*** Information given

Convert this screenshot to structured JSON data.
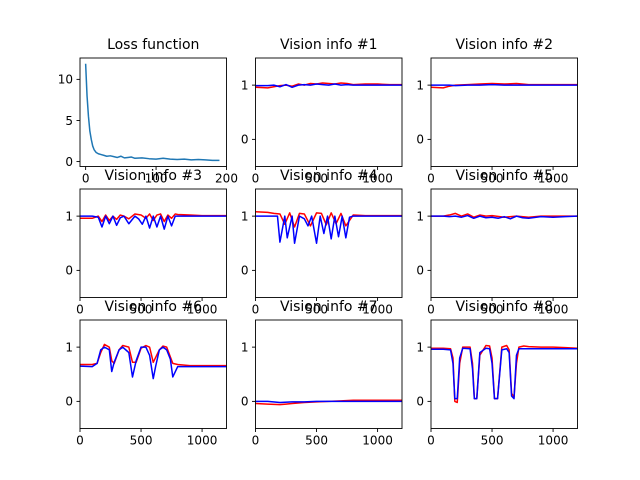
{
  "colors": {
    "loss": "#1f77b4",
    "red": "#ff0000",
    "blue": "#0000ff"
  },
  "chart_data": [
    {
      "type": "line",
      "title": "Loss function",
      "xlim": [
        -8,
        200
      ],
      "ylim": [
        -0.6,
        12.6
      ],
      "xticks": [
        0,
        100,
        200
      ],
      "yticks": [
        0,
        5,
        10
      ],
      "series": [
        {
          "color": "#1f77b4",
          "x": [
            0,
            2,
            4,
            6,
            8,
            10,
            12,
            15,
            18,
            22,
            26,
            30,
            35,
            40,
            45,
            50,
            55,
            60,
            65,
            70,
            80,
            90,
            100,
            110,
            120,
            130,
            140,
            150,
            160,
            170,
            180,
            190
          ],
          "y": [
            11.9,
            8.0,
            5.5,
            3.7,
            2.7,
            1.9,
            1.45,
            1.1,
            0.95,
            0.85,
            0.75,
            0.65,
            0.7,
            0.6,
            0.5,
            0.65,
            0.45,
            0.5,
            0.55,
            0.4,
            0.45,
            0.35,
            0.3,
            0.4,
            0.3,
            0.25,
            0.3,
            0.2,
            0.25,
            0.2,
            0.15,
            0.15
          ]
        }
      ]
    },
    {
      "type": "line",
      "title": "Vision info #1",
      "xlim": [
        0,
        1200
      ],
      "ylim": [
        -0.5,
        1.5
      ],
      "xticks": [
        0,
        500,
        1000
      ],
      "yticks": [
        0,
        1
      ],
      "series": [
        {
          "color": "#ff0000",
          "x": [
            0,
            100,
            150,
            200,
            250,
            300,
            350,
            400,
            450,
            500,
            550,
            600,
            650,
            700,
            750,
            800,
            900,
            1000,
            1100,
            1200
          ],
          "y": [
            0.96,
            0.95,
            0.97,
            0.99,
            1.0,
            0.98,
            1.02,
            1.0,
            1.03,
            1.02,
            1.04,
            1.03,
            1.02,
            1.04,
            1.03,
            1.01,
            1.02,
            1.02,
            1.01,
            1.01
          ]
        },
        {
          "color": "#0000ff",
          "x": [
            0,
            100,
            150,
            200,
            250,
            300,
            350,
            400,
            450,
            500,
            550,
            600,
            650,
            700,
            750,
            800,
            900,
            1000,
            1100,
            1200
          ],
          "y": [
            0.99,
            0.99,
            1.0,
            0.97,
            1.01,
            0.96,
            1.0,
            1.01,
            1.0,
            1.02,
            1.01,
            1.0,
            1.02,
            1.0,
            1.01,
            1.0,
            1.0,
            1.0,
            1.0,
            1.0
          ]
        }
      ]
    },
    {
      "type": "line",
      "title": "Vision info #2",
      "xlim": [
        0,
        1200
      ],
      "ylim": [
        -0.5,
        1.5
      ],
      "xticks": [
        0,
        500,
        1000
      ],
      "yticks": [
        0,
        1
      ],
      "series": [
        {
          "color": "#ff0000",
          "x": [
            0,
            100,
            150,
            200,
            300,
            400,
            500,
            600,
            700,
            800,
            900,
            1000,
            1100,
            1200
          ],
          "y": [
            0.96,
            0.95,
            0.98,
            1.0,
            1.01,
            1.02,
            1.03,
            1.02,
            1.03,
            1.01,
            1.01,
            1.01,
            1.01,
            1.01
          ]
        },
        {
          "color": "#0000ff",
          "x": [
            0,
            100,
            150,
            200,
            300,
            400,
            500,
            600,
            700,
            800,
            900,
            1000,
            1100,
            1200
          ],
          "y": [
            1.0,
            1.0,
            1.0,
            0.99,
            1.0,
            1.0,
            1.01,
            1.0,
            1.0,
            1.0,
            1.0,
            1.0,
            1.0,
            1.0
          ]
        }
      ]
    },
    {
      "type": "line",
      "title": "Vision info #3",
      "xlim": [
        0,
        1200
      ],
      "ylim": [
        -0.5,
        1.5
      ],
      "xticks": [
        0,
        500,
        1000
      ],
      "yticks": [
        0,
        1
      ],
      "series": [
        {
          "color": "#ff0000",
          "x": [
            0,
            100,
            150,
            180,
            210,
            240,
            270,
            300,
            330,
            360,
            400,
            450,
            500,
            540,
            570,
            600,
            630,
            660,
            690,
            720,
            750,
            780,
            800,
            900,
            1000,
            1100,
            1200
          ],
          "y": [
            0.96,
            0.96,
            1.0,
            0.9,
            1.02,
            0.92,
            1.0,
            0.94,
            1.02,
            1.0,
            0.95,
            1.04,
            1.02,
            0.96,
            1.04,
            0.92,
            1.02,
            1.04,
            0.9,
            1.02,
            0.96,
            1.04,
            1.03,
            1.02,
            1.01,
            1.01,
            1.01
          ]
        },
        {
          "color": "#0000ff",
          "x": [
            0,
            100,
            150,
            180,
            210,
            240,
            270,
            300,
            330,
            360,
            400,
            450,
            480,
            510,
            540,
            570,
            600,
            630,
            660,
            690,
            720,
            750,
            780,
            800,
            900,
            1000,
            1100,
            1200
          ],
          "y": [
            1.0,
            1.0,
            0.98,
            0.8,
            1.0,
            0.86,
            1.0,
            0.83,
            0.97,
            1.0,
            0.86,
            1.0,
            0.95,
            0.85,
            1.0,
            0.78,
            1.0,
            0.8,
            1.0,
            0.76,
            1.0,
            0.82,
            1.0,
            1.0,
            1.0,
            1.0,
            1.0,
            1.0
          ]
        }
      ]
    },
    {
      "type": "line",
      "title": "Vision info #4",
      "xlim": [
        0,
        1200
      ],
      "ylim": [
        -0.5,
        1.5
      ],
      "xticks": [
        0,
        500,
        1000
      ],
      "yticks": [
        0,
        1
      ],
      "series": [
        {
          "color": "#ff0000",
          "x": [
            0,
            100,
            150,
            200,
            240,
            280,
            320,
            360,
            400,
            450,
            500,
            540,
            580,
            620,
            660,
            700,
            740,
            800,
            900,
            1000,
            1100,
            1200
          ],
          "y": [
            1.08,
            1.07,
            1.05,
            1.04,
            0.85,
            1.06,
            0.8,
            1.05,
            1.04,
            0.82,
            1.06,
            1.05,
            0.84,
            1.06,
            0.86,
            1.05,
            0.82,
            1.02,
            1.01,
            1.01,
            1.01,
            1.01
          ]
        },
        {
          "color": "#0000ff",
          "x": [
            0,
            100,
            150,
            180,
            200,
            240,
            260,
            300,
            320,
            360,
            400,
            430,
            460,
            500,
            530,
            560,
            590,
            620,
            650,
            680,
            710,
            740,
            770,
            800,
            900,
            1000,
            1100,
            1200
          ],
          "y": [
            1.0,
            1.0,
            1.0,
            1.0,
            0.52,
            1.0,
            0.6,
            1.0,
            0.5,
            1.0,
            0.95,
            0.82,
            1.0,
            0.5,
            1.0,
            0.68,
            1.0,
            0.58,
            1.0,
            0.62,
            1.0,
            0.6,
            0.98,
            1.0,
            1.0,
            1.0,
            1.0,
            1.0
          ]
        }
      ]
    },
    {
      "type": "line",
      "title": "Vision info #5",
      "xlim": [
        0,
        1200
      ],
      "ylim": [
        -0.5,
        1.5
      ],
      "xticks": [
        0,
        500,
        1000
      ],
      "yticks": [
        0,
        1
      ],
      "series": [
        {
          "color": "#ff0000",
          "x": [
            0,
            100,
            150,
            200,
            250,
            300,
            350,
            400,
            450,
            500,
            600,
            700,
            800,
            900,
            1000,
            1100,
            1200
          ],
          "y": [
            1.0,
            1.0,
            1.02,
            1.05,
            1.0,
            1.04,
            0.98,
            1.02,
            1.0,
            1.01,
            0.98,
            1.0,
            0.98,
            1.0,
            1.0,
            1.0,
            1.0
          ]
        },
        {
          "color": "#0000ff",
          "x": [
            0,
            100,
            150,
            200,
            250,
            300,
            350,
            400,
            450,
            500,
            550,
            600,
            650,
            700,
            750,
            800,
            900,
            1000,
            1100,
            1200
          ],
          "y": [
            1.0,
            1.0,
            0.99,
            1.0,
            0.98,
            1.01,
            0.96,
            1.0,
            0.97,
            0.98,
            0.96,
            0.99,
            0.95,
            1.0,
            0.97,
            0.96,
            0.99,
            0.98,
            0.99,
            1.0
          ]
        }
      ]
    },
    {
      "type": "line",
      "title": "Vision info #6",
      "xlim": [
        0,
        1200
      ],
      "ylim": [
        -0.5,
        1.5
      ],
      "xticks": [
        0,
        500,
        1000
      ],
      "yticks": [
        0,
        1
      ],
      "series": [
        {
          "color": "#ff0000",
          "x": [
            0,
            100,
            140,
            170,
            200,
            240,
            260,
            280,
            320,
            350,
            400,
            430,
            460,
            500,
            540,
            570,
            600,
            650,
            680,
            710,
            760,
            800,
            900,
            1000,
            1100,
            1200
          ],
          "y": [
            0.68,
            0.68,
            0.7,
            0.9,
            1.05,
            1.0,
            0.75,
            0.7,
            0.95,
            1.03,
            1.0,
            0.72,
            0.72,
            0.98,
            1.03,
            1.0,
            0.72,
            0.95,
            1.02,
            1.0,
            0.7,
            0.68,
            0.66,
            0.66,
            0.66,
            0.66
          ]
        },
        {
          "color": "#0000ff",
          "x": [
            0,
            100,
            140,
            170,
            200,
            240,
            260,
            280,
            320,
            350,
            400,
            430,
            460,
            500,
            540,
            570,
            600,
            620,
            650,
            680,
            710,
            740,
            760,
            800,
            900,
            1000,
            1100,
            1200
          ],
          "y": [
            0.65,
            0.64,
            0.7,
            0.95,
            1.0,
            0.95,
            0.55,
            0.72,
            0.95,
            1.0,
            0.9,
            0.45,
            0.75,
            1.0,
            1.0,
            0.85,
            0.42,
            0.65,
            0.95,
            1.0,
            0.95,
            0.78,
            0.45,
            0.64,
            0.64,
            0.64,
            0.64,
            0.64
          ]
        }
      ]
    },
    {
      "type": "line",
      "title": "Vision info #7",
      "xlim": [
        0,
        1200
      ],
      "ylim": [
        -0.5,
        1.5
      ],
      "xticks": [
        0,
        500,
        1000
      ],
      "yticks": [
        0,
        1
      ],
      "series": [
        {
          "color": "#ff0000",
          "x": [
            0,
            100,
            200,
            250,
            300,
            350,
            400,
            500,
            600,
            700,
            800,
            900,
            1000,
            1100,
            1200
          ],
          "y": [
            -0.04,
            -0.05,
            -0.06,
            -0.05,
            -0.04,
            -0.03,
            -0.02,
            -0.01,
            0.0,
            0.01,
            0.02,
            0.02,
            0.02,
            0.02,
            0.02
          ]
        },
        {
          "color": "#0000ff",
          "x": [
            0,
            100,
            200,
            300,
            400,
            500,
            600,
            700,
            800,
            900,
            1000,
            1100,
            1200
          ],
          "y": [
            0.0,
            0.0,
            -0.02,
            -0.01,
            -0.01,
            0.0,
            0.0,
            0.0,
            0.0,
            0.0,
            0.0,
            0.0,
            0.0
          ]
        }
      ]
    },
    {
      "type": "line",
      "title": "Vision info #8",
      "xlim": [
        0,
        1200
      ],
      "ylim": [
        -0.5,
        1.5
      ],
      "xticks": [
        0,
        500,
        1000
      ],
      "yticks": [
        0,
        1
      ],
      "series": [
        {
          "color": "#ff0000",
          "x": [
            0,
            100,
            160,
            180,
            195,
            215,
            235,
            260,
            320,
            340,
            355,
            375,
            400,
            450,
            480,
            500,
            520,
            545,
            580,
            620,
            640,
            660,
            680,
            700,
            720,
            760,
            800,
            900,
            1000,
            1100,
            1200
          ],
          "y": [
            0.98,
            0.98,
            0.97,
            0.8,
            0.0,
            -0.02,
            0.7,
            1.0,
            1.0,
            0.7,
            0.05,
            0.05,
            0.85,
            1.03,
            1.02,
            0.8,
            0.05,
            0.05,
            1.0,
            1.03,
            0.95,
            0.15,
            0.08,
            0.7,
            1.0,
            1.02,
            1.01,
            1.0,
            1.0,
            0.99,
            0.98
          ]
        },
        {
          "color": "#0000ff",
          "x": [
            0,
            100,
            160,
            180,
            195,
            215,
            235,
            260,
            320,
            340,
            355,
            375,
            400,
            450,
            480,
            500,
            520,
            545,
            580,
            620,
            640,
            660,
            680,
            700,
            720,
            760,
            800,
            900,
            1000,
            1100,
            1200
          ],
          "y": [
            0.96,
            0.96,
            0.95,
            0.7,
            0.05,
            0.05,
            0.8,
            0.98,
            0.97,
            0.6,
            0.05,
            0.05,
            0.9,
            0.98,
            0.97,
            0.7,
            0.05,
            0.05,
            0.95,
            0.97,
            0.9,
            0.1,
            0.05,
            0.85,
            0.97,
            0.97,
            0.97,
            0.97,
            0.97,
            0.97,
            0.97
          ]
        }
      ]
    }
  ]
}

******

**Short exercise**:
Reply with nothing but a number: how many lines of the entries above contain the string "title"?

**Complete response**:
9